- **Your task**
Among the lines of these entries, how many hold the word "size"? State only the number.

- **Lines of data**

** start **

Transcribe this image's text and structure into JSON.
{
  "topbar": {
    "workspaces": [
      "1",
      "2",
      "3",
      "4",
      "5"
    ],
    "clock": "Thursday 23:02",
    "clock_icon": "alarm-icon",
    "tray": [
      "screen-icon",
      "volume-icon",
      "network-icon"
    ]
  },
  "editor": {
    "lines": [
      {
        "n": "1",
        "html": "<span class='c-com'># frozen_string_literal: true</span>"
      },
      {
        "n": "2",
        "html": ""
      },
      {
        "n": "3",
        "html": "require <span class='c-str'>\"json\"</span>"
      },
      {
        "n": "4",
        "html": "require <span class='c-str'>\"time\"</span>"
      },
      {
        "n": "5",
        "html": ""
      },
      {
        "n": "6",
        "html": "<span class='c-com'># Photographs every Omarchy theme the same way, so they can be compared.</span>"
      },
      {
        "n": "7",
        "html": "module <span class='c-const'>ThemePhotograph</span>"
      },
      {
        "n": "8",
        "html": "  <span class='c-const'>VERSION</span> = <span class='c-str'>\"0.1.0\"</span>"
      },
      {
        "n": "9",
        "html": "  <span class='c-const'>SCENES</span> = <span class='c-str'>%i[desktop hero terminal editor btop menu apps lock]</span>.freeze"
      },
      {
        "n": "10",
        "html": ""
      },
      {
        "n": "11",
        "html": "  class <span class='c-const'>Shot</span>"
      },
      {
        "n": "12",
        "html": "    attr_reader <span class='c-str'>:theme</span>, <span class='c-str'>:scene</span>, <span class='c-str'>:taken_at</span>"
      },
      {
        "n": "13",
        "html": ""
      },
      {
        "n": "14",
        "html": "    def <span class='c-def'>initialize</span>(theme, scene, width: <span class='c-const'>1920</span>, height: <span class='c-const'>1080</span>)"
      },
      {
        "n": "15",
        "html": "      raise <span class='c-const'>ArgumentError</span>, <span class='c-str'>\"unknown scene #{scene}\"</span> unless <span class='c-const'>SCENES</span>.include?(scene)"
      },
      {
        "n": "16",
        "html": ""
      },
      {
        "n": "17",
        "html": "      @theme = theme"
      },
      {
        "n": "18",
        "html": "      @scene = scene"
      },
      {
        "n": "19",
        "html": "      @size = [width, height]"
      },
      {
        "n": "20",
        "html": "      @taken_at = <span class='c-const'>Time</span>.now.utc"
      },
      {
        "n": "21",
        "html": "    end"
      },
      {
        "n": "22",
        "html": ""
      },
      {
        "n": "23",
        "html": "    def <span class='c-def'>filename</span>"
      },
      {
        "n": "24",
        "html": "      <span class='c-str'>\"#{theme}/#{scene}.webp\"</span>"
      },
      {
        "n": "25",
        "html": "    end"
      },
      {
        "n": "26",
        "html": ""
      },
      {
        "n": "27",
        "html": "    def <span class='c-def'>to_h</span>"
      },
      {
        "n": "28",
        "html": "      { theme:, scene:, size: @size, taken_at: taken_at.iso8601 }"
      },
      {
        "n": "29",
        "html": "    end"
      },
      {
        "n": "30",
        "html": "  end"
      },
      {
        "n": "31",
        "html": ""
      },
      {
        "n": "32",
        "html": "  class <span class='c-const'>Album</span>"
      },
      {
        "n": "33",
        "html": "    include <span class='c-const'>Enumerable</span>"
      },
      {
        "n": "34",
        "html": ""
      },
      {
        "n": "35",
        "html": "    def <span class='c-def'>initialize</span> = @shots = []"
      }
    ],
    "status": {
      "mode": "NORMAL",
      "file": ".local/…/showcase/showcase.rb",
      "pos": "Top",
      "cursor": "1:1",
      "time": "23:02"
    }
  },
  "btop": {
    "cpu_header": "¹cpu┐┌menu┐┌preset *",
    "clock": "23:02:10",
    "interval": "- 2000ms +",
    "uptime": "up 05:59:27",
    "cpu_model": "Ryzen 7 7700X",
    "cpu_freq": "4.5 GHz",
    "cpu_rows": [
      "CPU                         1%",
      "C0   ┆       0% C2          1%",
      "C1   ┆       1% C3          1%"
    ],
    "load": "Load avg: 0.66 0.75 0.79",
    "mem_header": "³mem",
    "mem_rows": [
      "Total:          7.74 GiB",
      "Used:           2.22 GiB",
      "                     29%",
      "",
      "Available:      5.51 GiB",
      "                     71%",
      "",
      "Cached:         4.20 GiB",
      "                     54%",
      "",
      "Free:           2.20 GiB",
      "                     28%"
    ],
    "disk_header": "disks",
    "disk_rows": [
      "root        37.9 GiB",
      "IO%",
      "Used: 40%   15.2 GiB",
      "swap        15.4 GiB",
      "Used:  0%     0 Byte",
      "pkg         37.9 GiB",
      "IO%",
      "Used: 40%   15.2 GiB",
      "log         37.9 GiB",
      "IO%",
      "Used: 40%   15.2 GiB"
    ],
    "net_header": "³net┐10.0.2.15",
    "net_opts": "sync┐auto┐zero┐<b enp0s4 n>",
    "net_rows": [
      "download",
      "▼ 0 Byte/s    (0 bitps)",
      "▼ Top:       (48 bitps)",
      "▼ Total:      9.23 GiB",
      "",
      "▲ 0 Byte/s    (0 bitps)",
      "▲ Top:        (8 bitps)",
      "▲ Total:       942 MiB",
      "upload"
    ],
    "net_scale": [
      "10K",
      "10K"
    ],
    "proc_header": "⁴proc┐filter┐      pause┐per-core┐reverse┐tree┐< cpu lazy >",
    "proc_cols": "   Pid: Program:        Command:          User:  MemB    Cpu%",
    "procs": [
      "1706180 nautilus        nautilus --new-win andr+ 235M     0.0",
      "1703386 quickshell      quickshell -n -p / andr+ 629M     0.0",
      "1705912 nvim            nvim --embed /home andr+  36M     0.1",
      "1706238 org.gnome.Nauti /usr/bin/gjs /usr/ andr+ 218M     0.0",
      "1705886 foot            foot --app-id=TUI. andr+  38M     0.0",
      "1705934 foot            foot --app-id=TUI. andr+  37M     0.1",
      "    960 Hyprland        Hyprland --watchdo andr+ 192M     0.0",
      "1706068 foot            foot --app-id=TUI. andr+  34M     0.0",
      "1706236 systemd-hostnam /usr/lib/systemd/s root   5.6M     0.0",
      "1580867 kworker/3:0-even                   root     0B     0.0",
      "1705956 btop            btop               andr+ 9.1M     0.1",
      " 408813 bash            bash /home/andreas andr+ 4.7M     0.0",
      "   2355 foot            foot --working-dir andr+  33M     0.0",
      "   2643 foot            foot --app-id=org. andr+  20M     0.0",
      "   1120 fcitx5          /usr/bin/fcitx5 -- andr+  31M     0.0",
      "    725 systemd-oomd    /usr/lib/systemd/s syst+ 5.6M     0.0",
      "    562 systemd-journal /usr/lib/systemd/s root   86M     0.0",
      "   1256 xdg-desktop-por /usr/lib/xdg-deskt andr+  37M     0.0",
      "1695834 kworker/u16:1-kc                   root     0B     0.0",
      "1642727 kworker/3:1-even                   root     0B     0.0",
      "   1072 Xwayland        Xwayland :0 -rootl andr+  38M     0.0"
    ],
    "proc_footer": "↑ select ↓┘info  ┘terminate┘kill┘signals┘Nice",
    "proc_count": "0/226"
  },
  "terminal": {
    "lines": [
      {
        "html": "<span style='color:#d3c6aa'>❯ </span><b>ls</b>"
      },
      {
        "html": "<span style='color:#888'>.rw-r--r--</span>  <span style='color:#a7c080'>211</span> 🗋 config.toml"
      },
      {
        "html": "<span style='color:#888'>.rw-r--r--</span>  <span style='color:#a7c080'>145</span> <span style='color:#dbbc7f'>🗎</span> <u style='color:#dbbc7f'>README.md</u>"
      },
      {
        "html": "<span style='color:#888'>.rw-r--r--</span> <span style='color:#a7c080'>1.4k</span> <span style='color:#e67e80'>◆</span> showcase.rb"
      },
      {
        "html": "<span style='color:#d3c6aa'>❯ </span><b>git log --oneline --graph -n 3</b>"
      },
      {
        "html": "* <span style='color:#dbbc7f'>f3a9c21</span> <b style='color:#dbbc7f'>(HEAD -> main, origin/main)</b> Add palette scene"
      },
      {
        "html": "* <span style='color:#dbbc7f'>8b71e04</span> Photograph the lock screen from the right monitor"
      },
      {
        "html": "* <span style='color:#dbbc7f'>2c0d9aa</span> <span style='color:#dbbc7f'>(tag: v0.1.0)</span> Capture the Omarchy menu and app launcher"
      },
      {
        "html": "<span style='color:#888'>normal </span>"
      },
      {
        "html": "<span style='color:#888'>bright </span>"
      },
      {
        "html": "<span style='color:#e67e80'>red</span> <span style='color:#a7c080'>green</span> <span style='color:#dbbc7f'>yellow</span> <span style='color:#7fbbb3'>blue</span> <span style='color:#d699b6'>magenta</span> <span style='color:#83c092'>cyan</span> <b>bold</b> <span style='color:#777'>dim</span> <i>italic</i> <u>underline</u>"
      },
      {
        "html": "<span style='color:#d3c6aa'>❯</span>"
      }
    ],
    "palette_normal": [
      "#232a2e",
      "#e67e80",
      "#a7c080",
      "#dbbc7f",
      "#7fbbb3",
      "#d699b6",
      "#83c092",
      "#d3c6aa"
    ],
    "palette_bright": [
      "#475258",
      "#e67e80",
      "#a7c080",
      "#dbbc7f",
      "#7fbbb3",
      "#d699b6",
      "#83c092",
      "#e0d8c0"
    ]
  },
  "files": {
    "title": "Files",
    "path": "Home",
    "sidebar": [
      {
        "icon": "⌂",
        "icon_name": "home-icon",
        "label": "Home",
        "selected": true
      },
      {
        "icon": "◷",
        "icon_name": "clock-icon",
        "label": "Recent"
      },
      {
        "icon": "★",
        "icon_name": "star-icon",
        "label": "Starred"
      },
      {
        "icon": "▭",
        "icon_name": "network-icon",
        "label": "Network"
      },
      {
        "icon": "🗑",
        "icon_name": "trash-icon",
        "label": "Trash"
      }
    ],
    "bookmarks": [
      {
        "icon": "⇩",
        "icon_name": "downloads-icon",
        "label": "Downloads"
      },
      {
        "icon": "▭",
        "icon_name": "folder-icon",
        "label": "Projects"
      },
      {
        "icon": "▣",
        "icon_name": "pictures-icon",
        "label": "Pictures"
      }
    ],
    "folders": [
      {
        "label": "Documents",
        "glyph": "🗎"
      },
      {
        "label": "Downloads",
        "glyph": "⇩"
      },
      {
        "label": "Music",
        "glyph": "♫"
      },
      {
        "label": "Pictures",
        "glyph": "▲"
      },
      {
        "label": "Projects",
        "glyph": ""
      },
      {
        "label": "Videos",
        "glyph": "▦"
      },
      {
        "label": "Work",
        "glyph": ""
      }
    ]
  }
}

** end **

- **Solution for this task**
2